** begin Extracted records **

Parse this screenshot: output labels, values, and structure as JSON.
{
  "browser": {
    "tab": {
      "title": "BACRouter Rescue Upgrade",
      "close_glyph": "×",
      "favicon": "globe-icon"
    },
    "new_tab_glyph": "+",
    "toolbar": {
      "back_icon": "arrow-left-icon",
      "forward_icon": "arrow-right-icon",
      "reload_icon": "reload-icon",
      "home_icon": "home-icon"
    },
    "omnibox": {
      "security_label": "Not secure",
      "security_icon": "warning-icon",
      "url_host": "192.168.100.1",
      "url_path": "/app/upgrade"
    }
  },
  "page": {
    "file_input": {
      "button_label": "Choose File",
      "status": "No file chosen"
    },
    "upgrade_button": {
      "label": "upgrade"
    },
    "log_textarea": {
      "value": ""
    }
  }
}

** end Extracted records **

Task description: Restate the whole listing exactly.

Response:
Parse this screenshot: output labels, values, and structure as JSON.
{
  "browser": {
    "tab": {
      "title": "BACRouter Rescue Upgrade",
      "close_glyph": "×",
      "favicon": "globe-icon"
    },
    "new_tab_glyph": "+",
    "toolbar": {
      "back_icon": "arrow-left-icon",
      "forward_icon": "arrow-right-icon",
      "reload_icon": "reload-icon",
      "home_icon": "home-icon"
    },
    "omnibox": {
      "security_label": "Not secure",
      "security_icon": "warning-icon",
      "url_host": "192.168.100.1",
      "url_path": "/app/upgrade"
    }
  },
  "page": {
    "file_input": {
      "button_label": "Choose File",
      "status": "No file chosen"
    },
    "upgrade_button": {
      "label": "upgrade"
    },
    "log_textarea": {
      "value": ""
    }
  }
}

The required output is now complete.